* [Passage shown]
<<<<

# Database Choice for Seen-Message Storage
This document evaluates database options for tracking seen message URIs and makes a recommendation.
## Requirements
Based on [Proxy Interception Strategy](./proxy-interception-strategy.md) and [Message Uniqueness](./message-uniqueness.md):
| **Primary Function** | Store seen URIs for deduplication |
| **Data Model** | Key-value: URI string → seen timestamp |
| **Operations** | Fast lookups, inserts |
| **Concurrency** | Support for async I/O, up to 100 concurrent connections |
| **Persistence** | Required (survive restarts) |
| **Optional** | TTL-based expiry for caching |
### Data Characteristics
- **Key**: URI string (~50-100 characters)

>>>>

* [What to do]
#1 In the database-choice document, take the part that opens with the words containing "## Requirements" and closes with "string (~50-100 characters)", and write it again with "URI string" changed to "URL string".
#2 According to the database-choice document, how many concurrent connections must be supported?
#3 Shorten the paragraph of the database-choice document that begins "This document evaluates" while keeping its main facts.

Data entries
<<<<

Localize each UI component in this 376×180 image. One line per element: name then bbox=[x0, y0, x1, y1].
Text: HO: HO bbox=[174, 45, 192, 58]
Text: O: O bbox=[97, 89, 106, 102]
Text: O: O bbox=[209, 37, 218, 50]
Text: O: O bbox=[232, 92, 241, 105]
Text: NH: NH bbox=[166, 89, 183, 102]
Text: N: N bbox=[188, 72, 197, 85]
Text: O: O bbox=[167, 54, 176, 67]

>>>>

* [Per-task outputs]
#1
## Requirements
Based on [Proxy Interception Strategy](./proxy-interception-strategy.md) and [Message Uniqueness](./message-uniqueness.md):
| **Primary Function** | Store seen URIs for deduplication |
| **Data Model** | Key-value: URL string → seen timestamp |
| **Operations** | Fast lookups, inserts |
| **Concurrency** | Support for async I/O, up to 100 concurrent connections |
| **Persistence** | Required (survive restarts) |
| **Optional** | TTL-based expiry for caching |
### Data Characteristics
- **Key**: URL string (~50-100 characters)

#2 Up to 100 concurrent connections.

#3 It compares databases for storing seen message URIs and recommends one.